# Excerpt:
..............................
The applicant asserts that neither he nor his former wife have given any direction in writing authorizing the sale of Spitfarm Road, and that, as a consequence, r906 has not been complied with. Mr Connolly does not dispute that he does not have their written direction as to sale. Rule 906(4) had the effect in this matter of preventing the sale of "land" until all other property liable to sale under a writ had been sold. The situation faced by the Sheriff was that there was no other property of any value which could be sold, given the actions of the applicant in relation to boats. I am of the view that the Sheriff was not prohibited by r906 in these circumstances from deciding to sell "land" and it was within his power to decide to sell Spitfarm Road, given the level of debt, the equity in that property, and that the equity in the Regal Court property would have been insufficient to satisfy the outstanding debts.
Mrs Helen Howlin's costs obligations
I am unsure precisely what the applicant's position in relation to this was. Mrs Helen Howlin, through her solicitors, has accepted that she is responsible for one half of the costs ordered in respect of proceedings numbered 279/2009, and has made an offer to settle her obligations. Any offer she made, if accepted, could only reduce the overall debt by a relatively small portion of the total. I am unaware whether that offer has been accepted. However, if it has, it seems to me that does not, in any way, invalidate the execution process. While it appears from correspondence attached to Mr Connolly's affidavit that the acceptance of responsibility and offer by Mrs Howlin may have occurred since judgment, because of the impact on the overall debt, it does not seem to me to be a factor which could justify a stay.
Otherwise, save for suggesting that, until the issue of precisely what Mrs Howlin was going to contribute to costs was determined, he did not know precisely what his obligations were, the applicant did not identify what it was that might justify a stay of execution. It is of note in this regard that the applicant appears in any event to have overlooked the fact that, as he and his former wife are jointly and severally liable for the particular costs orders, the Council could, if it wished, proceed wholly against the applicant to recover the entirety of the costs. It is not bound by the provisions of the financial agreement between the applicant and his former wife.
That the judgments the subject of proceedings in 279/2009 and 548/2010 were affected by deceit, and that by reference to the Supreme Court Civil Procedure Act 1932, s51, any judgment obtained by fraud may be set aside
The Supreme Court Civil Procedure Act 1932, s51(1), provides:
"51 Judgment obtained by fraud may be set aside by application for new trial or an action
(1) Subject to the provisions of section 50(2), any verdict, finding, judgment, order, or determination obtained by or affected with fraud may be impeached, either by an application for a new trial or to set aside the verdict, finding, judgment, order, or determination, or by an action instituted for the purpose of having the verdict, finding, judgment, order, or determination set aside."
..............................
# Provided material:
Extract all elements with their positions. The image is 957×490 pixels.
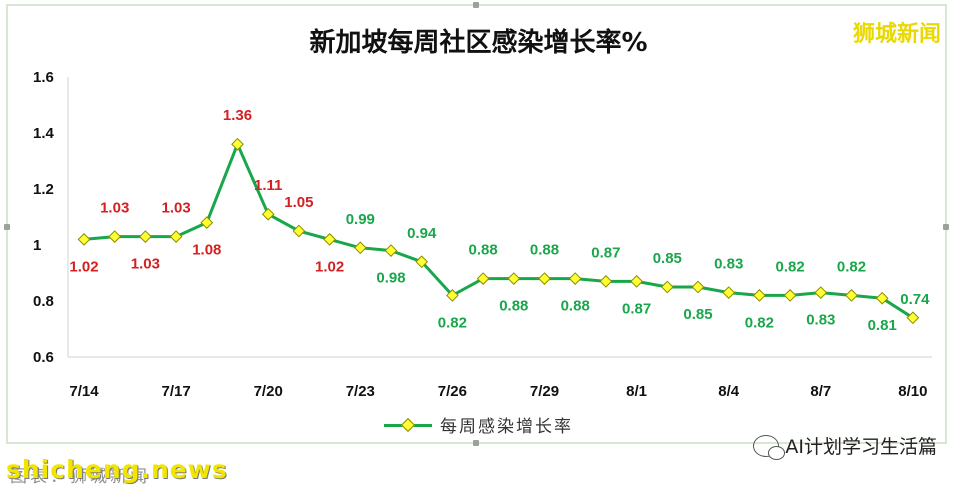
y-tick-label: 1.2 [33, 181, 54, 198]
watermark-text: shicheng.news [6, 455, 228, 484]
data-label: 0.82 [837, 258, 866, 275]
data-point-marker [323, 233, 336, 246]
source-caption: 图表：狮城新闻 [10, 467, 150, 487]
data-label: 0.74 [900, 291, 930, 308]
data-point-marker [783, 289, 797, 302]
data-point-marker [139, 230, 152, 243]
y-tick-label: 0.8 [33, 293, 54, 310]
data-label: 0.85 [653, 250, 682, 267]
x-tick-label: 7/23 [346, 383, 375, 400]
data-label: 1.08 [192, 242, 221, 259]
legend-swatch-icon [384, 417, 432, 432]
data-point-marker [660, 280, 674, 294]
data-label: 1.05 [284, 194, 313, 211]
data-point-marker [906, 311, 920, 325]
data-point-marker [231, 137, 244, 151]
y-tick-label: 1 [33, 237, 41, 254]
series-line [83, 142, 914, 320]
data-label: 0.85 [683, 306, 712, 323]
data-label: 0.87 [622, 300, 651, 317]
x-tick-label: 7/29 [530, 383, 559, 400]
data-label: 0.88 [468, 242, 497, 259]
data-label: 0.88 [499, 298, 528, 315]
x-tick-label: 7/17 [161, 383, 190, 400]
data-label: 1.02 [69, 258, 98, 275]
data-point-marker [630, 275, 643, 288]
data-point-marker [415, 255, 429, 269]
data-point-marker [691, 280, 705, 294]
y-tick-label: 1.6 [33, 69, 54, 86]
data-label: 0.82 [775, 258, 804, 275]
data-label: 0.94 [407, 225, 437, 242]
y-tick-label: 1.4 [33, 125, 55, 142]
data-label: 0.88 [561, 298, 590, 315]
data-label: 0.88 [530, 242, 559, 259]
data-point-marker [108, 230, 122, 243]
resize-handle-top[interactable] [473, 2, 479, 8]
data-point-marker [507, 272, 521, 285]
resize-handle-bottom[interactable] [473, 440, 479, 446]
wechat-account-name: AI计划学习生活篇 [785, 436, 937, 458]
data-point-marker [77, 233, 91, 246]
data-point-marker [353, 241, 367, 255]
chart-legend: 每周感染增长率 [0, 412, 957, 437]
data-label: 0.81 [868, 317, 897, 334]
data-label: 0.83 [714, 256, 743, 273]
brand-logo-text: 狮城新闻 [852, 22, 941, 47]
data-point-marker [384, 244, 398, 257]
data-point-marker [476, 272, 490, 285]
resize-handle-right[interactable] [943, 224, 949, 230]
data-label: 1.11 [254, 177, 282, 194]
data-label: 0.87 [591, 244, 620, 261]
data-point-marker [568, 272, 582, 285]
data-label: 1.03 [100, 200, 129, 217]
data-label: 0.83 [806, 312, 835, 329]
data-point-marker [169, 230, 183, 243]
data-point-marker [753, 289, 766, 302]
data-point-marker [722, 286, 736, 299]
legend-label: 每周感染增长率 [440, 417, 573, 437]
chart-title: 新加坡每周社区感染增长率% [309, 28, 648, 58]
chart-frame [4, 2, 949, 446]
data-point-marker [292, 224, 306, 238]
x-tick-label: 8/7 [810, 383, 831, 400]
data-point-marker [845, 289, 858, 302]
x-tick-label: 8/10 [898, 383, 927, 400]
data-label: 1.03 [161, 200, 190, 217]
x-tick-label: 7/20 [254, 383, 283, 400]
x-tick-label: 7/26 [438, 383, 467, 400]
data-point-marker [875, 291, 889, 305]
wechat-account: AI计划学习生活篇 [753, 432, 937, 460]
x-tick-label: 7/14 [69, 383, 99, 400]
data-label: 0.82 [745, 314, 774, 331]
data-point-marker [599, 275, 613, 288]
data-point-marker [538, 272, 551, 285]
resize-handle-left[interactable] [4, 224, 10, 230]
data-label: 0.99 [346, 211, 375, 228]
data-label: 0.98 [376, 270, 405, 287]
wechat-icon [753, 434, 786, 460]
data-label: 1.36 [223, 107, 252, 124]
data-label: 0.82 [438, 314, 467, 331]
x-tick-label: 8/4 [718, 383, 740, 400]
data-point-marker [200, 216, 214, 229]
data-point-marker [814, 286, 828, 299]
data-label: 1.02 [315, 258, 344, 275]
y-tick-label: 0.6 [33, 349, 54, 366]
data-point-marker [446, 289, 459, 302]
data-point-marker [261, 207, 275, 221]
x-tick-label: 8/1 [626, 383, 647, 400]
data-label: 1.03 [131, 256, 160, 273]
..............................
# Exercise requirements:
Please repeat everything in the judgment excerpt above from "Otherwise, save for" down to "his former wife.", word for word.

# Completed task:
Otherwise, save for suggesting that, until the issue of precisely what Mrs Howlin was going to contribute to costs was determined, he did not know precisely what his obligations were, the applicant did not identify what it was that might justify a stay of execution. It is of note in this regard that the applicant appears in any event to have overlooked the fact that, as he and his former wife are jointly and severally liable for the particular costs orders, the Council could, if it wished, proceed wholly against the applicant to recover the entirety of the costs. It is not bound by the provisions of the financial agreement between the applicant and his former wife.